**Given passage:**

## Begin

Thus, the development of a nonequilibrium system in time is determined, if the relaxation time is not very small (\left(\Gamma^2/(E_0^2+\Gamma^2)<e^{-1}\right)), by two terms: one, dominant over a finite time interval and weakly dependent on the initial state, which determines the memory of the initial state. From the nonexponential character of the decay law there also follows the fundamental conclusion that the very concept of a transition probability per unit time that is independent of time—the homogeneity of decay in time, which arises naturally within nonstationary perturbation theory (see the derivation of (1) in (7))—is a highly approximate concept.

1. Let us make the quantum theory of decay more concrete for our problems. Let (A) be the operator of a physical quantity whose measurements single out the corresponding statistical ensemble, and let (\xi_k(x)) be eigenfunctions*

[
A\xi_k(x)=a_k\xi_k(x).
\tag{7}
]

The natural condition for (A) to belong to the system described by the operator (H) and by the vector of the initial state (\Psi_0) consists in requiring that

[
A=B+G;\qquad [B,H]=0;\qquad [G,H]\ne 0.
\tag{8}
]

Consider the mean value of the operator (A) at the time (t),
(\bar A(t)=(\Psi(t),A\Psi(t))). On the basis of the irreversibility condition ((c_k\equiv 0)), it is not difficult to obtain

[
\bar A(t)=\int_0^\infty!!\int_0^\infty
e^{-\frac{i}{\hbar}Et+\frac{i}{\hbar}E't}
c^*(E)c(E')(\varphi_E,A\varphi_{E'})\,dE\,dE',
\tag{9}
]

However, by virtue of the adopted restriction on the operator (A) (8):

[
(\varphi_E,A\varphi_{E'})=b(E')\delta(E-E')+g(E,E'),
\tag{10}
]

where (g(E,E')) is absolutely integrable in its variables. Passing to the limit, we obtain

[
\lim_{t\to\infty}\bar A(t)=\bar A(\infty)=\int_0^\infty b(E)c^*(E)c(E)\,dE.
\tag{11}
]

Thus, condition (8), to which we have subjected the operator (A), is necessary for the existence of a limiting mean value of the operator (A) as (t\to\infty) (in the equilibrium state), which ensures irreversibility in the behavior of the statistical ensemble singled out by measurements of (A).

## End

**Element box records:**
## Begin

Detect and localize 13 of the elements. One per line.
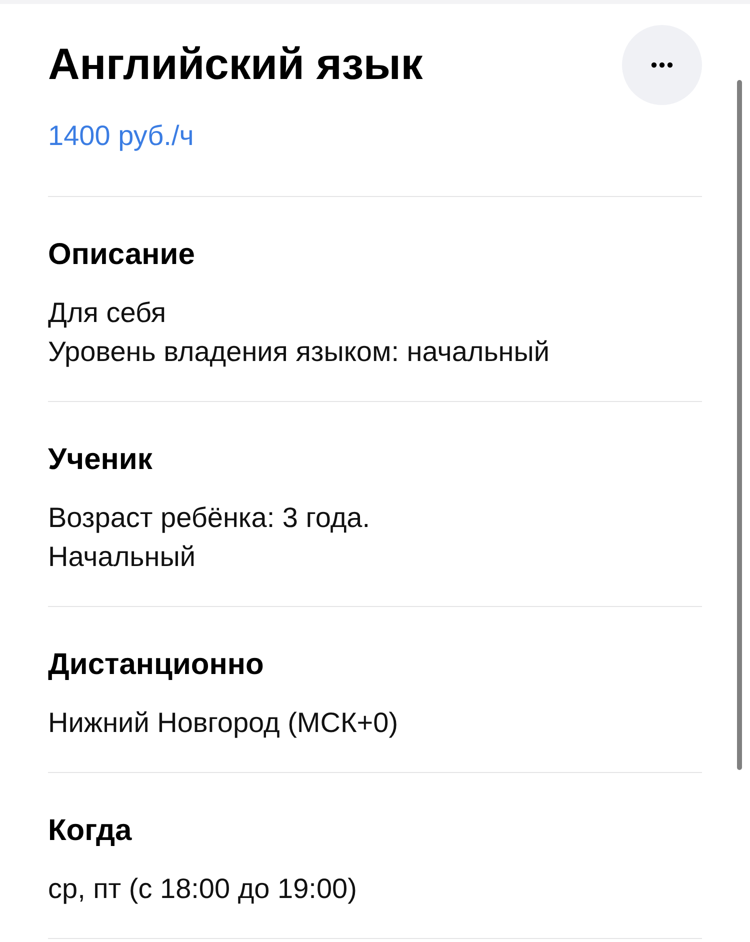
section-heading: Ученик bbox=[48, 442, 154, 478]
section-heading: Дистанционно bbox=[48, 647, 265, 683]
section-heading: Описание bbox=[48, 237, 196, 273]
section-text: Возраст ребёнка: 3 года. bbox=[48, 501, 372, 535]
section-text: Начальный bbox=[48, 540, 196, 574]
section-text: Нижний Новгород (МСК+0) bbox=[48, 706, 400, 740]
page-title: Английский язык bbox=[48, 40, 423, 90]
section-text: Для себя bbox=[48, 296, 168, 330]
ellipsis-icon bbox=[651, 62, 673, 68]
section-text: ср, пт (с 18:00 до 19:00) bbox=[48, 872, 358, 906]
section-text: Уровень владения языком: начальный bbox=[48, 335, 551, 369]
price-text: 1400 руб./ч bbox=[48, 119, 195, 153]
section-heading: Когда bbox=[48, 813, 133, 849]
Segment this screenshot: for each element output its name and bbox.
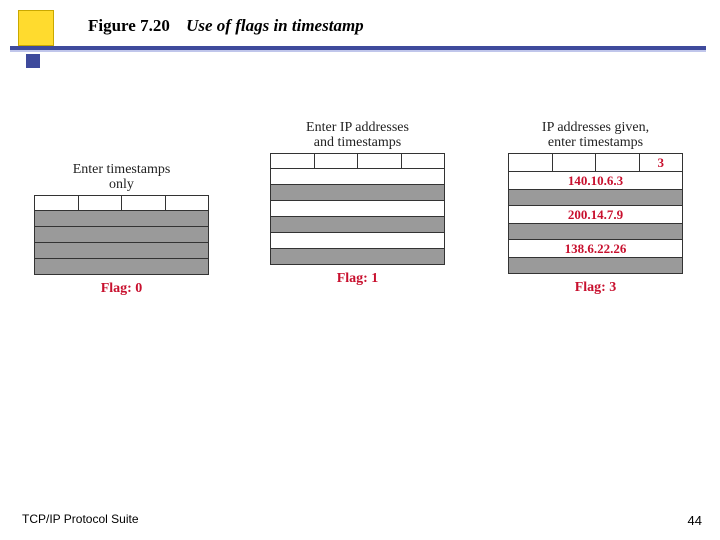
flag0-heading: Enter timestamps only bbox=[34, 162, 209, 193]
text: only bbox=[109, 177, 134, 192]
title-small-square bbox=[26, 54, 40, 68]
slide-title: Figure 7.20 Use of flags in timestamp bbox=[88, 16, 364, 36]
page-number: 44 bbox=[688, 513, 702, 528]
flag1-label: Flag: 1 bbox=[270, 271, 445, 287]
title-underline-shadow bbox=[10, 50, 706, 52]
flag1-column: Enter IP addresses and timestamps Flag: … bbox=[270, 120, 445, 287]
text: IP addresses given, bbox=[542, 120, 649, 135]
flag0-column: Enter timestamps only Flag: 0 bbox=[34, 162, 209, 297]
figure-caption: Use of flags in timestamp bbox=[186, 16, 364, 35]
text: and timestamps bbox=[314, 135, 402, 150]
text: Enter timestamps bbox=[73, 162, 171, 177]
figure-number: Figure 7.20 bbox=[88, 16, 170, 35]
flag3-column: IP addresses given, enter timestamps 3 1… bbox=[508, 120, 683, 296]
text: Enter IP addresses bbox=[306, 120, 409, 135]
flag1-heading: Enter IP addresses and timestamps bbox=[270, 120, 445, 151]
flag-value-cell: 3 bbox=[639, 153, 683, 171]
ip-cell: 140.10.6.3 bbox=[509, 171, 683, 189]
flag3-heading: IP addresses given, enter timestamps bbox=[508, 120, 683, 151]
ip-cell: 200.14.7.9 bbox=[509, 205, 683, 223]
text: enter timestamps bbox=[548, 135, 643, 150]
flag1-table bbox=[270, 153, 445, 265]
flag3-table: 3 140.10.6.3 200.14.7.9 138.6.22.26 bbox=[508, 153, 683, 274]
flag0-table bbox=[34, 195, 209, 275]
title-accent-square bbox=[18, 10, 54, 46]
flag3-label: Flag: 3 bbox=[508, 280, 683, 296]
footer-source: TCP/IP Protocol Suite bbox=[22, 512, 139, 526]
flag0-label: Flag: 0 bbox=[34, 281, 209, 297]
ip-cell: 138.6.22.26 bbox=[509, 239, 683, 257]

## End

**Work required:** According to the passage on quantum decay, what follows from the nonexponential character of the decay law about a time-independent transition probability per unit time?

**Response below:** That concept is only highly approximate.